• To be done: Of all the lines in the records, how many hold the word "this"? Answer with the number only.
>>>>
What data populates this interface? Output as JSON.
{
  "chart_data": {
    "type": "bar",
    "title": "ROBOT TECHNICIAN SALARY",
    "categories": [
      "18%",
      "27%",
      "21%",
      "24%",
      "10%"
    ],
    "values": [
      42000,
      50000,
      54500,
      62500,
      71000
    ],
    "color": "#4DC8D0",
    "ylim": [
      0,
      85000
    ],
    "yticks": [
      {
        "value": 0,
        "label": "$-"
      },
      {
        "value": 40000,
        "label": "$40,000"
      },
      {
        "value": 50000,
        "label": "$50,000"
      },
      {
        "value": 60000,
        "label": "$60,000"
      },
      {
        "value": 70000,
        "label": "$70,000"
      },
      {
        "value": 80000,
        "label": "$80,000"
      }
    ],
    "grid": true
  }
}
<<<<
>>>>
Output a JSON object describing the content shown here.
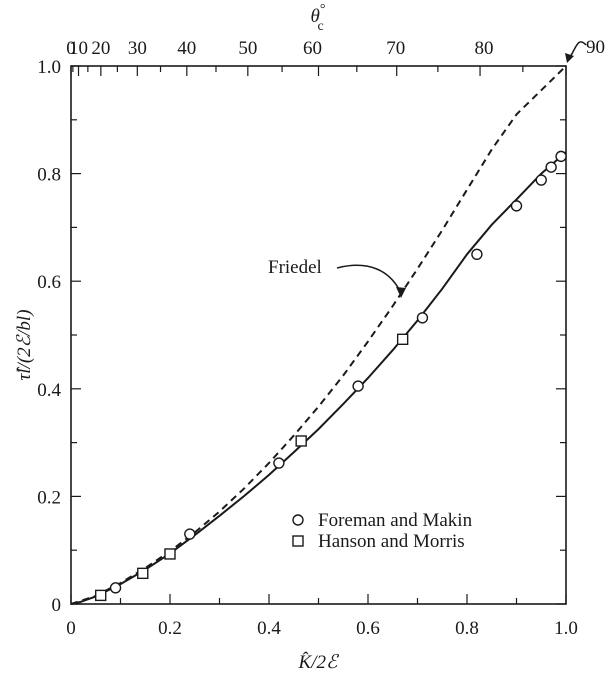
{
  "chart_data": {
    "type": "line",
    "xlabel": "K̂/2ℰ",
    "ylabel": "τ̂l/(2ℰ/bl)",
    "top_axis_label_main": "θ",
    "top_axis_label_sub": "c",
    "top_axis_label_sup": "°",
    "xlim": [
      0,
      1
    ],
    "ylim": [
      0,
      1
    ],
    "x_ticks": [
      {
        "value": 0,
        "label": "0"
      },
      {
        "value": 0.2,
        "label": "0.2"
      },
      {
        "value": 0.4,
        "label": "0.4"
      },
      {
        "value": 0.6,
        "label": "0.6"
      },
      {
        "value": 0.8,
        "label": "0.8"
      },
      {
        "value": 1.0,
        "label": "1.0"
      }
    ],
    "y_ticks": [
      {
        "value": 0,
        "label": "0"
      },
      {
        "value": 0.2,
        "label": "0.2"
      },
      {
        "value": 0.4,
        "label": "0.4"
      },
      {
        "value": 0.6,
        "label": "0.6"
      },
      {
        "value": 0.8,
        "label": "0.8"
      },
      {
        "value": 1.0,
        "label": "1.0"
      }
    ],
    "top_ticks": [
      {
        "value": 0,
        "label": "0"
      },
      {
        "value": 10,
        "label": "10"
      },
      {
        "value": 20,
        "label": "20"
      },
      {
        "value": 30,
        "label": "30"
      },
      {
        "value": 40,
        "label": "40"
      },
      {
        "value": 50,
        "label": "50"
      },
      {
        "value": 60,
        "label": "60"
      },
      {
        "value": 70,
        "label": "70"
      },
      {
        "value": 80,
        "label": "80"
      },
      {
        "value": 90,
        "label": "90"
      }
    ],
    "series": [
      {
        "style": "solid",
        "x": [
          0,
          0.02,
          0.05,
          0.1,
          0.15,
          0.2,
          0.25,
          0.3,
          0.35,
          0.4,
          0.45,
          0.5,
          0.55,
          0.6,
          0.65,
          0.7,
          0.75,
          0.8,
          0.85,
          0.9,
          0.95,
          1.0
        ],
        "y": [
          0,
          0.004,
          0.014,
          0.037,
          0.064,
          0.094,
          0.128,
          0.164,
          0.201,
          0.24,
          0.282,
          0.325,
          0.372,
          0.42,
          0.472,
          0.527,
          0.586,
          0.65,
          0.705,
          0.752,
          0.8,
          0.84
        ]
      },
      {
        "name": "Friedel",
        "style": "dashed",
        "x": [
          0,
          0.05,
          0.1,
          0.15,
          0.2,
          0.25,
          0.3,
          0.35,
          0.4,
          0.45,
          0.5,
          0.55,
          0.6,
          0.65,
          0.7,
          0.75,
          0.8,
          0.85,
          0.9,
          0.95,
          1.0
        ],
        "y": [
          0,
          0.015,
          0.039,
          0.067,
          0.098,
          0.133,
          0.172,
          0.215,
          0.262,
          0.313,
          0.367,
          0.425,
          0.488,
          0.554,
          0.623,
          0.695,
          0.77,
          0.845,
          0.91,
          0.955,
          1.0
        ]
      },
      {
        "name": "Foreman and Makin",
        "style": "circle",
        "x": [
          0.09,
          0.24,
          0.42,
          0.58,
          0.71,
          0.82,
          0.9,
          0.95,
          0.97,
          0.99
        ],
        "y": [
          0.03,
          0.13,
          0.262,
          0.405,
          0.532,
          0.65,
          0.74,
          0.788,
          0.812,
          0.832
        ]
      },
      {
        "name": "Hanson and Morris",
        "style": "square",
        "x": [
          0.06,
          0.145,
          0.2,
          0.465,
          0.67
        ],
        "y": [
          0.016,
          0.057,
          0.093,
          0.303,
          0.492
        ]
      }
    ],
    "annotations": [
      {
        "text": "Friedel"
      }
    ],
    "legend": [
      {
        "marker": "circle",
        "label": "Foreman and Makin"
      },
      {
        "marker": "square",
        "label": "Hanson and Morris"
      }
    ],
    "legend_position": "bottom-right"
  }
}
<<<<
>>>>
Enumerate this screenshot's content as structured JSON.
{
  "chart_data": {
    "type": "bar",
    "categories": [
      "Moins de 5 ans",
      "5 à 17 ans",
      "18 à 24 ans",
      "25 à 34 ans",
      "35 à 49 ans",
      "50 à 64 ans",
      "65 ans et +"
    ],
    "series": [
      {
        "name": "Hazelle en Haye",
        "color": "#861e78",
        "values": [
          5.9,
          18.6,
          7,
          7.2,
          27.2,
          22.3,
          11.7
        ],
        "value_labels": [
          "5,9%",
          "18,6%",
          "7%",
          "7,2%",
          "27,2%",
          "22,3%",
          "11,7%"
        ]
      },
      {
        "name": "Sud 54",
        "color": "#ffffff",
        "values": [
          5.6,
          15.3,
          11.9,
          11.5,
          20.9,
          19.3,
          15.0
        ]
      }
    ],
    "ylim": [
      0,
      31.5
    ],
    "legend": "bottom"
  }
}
<<<<
• The output: 2